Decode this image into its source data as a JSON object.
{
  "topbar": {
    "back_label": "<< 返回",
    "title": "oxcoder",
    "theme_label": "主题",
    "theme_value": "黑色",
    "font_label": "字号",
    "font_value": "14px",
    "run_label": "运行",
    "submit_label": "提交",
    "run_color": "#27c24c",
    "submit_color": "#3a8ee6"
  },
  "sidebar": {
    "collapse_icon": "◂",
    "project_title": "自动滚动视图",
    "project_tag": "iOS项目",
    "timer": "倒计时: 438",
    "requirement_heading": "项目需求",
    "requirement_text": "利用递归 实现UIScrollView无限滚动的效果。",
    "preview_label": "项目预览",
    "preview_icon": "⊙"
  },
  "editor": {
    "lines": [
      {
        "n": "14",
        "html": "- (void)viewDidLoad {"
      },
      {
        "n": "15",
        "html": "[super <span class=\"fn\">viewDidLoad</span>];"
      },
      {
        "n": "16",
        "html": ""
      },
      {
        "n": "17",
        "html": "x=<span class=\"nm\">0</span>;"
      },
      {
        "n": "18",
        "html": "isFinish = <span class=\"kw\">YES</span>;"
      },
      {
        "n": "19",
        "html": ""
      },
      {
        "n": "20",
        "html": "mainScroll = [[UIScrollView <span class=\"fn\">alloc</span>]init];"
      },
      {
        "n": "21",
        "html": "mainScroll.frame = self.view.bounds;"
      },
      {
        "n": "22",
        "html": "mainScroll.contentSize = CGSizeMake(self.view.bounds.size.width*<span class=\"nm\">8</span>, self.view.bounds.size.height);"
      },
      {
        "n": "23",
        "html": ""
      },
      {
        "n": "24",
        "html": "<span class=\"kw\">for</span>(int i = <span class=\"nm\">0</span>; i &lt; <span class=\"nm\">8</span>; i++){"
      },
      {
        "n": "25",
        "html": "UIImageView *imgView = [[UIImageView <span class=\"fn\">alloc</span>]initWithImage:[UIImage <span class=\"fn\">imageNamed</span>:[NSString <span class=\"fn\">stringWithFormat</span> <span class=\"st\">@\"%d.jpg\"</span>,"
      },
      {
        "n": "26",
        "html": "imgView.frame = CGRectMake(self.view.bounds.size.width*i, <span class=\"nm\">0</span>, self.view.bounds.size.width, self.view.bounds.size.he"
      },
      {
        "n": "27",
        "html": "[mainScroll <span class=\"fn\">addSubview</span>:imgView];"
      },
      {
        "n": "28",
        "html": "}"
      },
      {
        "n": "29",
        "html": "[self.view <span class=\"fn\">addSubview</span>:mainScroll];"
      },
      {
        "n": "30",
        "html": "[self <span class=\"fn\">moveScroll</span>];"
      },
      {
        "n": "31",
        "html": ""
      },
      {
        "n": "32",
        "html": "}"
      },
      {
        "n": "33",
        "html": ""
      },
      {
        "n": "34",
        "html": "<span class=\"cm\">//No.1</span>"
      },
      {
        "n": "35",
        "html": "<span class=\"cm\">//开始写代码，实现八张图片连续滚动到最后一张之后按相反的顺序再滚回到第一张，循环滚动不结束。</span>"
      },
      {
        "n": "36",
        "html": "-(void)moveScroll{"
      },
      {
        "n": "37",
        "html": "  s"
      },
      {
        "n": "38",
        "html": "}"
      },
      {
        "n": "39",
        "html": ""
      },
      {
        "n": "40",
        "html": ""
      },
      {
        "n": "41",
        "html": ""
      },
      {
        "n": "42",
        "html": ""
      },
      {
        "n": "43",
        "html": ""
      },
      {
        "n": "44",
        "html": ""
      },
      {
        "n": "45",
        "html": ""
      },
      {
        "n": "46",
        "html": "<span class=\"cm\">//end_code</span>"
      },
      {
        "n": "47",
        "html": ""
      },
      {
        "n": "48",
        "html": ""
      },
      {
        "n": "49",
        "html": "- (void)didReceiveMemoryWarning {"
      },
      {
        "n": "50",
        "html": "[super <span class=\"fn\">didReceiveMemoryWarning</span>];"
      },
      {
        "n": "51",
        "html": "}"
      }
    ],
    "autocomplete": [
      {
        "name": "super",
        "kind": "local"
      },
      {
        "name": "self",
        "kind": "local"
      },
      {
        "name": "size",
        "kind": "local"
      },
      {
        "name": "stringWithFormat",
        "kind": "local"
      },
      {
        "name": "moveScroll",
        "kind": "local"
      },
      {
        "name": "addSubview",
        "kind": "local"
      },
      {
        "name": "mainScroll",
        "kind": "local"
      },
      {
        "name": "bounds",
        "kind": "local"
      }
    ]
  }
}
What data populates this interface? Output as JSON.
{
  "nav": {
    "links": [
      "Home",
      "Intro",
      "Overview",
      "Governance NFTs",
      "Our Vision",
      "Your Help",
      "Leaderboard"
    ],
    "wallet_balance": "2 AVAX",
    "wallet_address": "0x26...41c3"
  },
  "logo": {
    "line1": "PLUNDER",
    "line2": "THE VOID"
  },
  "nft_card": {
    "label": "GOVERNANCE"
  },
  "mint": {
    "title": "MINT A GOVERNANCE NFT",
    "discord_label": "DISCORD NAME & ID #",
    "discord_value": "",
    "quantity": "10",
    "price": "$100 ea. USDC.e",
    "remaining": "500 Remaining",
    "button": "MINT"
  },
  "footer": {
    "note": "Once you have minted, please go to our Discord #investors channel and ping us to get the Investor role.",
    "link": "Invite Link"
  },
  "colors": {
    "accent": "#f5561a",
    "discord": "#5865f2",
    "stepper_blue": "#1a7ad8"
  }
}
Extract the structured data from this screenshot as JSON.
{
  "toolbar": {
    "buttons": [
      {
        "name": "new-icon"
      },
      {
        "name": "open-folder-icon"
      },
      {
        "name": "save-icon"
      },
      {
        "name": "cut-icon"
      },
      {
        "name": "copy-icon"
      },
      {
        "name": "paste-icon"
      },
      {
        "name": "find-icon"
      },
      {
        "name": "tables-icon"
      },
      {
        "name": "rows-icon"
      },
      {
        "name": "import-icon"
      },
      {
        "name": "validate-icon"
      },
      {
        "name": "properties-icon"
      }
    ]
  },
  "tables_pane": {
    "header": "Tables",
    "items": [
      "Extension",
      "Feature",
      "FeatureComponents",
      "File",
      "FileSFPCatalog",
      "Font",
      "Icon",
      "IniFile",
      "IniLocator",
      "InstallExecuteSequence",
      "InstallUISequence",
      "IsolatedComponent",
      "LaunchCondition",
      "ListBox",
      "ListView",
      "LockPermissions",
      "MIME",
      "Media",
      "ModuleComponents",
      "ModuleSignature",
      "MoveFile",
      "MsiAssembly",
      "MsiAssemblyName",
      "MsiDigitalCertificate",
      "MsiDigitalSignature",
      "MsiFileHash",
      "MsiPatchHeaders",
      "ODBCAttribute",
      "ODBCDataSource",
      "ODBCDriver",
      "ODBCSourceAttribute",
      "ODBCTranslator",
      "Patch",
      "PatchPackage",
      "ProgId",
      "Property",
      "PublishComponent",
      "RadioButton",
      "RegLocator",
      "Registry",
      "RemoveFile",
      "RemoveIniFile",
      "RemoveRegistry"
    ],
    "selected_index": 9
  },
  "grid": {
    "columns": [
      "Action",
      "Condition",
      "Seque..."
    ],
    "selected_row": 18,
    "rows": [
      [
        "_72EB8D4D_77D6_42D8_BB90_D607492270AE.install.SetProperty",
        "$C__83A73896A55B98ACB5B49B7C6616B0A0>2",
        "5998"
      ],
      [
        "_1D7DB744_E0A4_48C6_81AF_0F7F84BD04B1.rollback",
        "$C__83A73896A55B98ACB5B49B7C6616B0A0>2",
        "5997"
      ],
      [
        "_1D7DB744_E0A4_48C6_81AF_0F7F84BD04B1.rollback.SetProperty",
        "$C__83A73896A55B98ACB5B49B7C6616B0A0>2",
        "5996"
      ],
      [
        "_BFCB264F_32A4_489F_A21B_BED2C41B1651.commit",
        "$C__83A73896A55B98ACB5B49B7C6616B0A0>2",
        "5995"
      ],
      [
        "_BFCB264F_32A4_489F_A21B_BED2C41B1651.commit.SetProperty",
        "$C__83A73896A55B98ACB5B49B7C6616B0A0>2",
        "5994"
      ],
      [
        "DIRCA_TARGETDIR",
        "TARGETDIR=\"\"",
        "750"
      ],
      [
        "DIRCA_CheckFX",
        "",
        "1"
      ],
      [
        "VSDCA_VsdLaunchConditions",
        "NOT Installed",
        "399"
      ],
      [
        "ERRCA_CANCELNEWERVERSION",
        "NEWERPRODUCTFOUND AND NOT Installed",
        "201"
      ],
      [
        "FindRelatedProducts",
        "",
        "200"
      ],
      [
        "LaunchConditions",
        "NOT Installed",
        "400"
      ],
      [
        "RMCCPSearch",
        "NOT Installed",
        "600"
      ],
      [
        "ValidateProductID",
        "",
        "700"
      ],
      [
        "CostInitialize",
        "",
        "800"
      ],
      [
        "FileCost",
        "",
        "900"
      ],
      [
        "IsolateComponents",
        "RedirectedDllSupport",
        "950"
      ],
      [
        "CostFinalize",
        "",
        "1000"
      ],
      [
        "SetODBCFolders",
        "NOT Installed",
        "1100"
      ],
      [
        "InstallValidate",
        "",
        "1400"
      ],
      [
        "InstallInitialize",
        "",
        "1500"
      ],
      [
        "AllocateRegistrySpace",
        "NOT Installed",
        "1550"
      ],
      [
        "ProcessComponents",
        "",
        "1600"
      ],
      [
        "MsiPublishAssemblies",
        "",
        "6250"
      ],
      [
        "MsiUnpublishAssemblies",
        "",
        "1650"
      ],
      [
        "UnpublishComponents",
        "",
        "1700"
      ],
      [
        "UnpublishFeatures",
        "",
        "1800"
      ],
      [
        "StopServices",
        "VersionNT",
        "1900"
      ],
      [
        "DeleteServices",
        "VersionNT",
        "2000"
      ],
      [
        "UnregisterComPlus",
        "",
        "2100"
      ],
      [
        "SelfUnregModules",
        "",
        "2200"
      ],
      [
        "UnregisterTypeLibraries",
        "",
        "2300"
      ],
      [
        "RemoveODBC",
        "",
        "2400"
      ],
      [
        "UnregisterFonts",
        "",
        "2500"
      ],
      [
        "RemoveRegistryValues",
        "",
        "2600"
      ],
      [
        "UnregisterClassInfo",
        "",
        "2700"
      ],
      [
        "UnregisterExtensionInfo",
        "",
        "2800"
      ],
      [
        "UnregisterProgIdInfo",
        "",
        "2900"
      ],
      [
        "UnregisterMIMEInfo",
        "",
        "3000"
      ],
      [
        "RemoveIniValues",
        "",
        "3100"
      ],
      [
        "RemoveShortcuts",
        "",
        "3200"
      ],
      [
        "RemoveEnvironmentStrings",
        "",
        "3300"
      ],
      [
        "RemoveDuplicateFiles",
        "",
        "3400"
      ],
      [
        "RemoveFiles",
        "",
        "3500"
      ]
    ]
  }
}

================================

— Exercise instructions —
Return all lines of the material above in which the word "super" occurs.

— Response below —
        "html": "[super <span class=\"fn\">viewDidLoad</span>];"
        "html": "[super <span class=\"fn\">didReceiveMemoryWarning</span>];"
        "name": "super",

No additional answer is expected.